● **Your task**:
Write out every line below that includes the word "Mxene".

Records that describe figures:
_____

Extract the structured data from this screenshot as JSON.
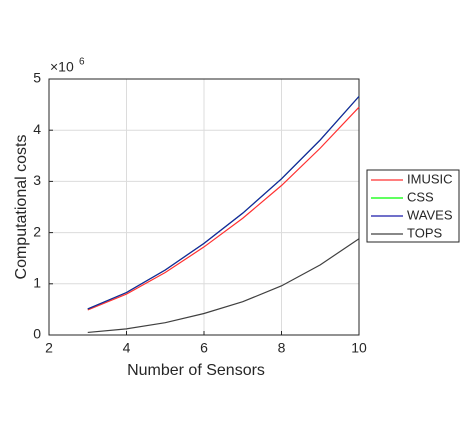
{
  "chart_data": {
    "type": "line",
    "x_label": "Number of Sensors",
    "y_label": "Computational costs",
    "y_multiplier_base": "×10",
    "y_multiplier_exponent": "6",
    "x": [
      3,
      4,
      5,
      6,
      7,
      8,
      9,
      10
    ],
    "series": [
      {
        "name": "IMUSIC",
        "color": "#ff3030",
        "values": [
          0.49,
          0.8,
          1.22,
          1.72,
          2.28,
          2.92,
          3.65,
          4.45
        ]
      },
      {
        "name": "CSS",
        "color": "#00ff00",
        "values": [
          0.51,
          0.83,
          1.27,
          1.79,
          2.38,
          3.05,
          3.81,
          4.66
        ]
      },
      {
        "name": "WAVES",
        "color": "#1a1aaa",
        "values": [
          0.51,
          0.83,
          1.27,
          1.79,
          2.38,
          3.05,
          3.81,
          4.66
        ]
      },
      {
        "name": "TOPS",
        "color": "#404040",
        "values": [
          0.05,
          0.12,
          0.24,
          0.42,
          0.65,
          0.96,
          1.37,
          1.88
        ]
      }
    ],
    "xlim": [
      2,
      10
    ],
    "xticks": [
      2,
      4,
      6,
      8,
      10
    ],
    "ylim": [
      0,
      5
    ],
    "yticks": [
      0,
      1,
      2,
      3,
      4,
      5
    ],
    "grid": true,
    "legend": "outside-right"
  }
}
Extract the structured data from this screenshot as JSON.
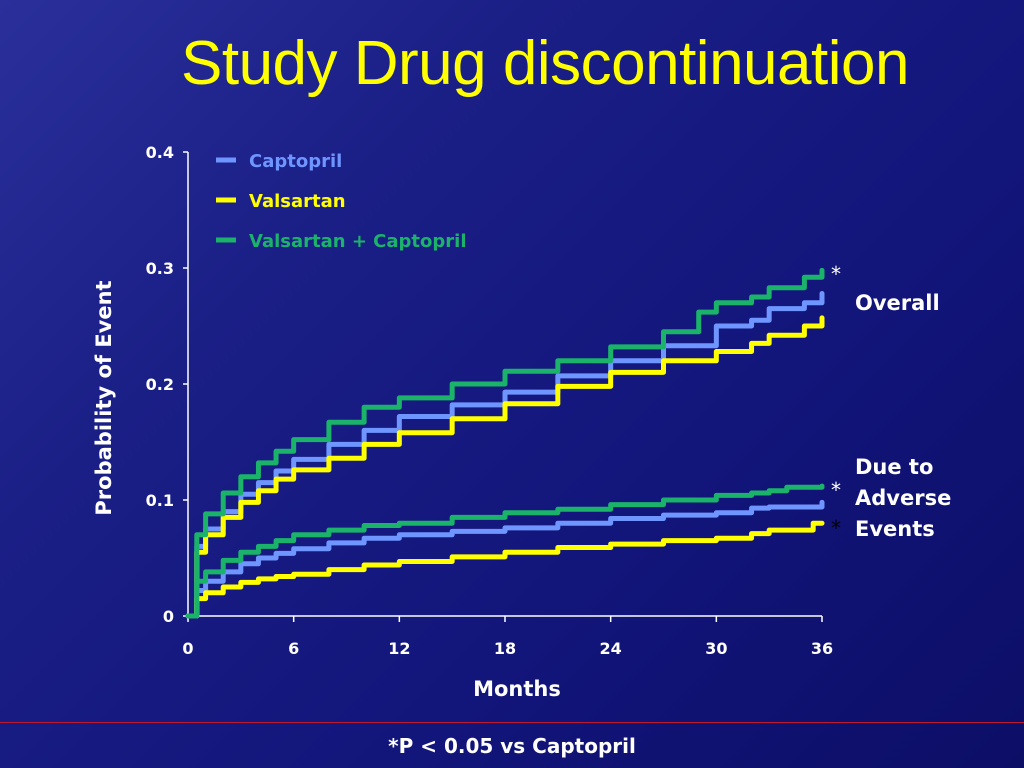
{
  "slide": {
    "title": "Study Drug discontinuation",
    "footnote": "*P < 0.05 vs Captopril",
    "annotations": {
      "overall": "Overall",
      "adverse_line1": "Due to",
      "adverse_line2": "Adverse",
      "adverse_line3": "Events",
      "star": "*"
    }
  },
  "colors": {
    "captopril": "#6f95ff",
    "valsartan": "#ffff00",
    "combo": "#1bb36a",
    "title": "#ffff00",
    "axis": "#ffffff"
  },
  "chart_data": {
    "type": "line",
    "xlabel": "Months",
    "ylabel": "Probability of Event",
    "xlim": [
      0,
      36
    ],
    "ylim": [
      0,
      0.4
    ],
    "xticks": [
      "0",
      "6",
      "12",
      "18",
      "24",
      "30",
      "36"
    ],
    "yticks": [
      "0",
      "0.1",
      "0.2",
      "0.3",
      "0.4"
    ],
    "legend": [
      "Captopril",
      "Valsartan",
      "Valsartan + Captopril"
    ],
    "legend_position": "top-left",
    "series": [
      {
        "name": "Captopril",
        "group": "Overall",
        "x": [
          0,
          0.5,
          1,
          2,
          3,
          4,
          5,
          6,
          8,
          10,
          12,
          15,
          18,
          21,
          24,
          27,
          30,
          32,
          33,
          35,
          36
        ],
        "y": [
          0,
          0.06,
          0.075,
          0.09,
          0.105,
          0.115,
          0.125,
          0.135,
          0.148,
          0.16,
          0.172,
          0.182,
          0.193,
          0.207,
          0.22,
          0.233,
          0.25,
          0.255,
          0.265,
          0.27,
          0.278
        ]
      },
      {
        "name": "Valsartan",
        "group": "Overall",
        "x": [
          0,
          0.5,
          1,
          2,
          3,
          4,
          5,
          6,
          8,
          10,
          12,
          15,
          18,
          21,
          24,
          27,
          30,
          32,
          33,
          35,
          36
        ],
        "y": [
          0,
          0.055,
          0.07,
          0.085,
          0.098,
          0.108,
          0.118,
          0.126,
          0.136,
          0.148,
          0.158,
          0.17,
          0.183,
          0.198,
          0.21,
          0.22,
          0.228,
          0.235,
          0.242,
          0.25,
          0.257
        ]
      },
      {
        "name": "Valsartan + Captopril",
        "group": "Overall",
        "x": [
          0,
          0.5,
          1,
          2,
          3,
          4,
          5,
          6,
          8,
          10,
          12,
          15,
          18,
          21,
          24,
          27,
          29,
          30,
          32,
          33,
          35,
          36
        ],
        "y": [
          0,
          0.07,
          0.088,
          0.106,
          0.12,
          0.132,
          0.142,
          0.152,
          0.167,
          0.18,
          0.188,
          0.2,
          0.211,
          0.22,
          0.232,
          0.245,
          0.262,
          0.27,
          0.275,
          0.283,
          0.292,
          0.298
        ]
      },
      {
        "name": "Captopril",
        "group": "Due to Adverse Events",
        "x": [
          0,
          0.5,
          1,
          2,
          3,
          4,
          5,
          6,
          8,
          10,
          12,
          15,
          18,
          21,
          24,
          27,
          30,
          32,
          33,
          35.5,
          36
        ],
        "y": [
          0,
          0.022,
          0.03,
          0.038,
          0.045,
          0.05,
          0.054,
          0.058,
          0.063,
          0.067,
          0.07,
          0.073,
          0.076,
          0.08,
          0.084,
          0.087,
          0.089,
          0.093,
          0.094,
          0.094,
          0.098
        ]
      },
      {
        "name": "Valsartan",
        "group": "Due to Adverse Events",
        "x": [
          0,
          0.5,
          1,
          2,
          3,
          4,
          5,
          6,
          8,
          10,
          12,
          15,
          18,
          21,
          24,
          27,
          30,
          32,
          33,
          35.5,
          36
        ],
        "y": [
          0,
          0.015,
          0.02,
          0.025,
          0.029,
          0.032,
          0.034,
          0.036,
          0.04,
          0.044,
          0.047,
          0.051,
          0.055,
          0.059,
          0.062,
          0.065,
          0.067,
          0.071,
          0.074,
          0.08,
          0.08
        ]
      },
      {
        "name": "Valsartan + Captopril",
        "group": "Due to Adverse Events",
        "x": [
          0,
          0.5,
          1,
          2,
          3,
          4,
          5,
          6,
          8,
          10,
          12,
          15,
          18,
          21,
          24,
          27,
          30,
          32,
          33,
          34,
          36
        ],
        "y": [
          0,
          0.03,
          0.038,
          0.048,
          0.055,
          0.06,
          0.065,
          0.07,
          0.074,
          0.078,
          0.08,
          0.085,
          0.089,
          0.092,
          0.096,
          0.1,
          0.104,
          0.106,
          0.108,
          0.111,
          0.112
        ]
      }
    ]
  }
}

_____

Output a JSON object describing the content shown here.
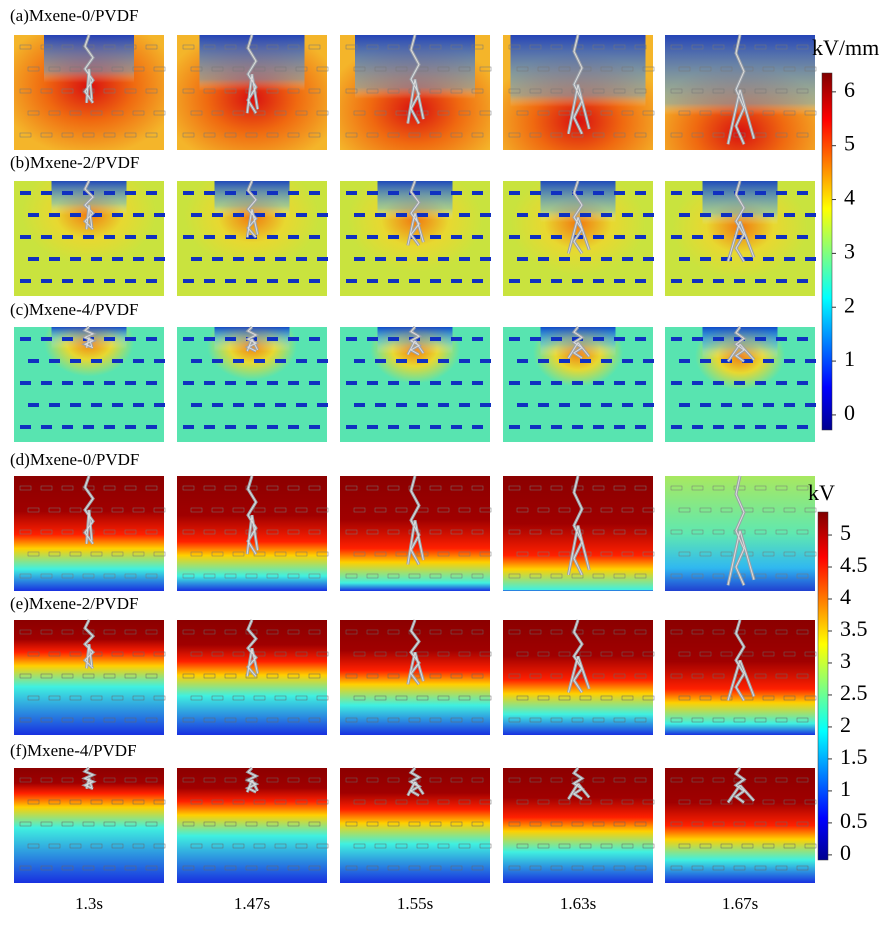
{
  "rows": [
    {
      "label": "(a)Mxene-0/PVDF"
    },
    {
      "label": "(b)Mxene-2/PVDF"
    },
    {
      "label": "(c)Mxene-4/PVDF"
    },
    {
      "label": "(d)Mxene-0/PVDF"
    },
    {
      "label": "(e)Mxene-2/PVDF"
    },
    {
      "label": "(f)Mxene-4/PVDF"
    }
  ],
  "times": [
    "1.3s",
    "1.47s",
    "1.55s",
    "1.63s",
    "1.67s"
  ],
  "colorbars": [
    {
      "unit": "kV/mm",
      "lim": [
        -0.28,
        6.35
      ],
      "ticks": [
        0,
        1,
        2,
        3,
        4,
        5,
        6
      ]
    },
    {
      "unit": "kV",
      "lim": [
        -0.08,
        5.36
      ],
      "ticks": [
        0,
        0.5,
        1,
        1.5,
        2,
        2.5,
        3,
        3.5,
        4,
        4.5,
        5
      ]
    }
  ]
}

_____

● **Task response**:
      "label": "(a)Mxene-0/PVDF"
      "label": "(b)Mxene-2/PVDF"
      "label": "(c)Mxene-4/PVDF"
      "label": "(d)Mxene-0/PVDF"
      "label": "(e)Mxene-2/PVDF"
      "label": "(f)Mxene-4/PVDF"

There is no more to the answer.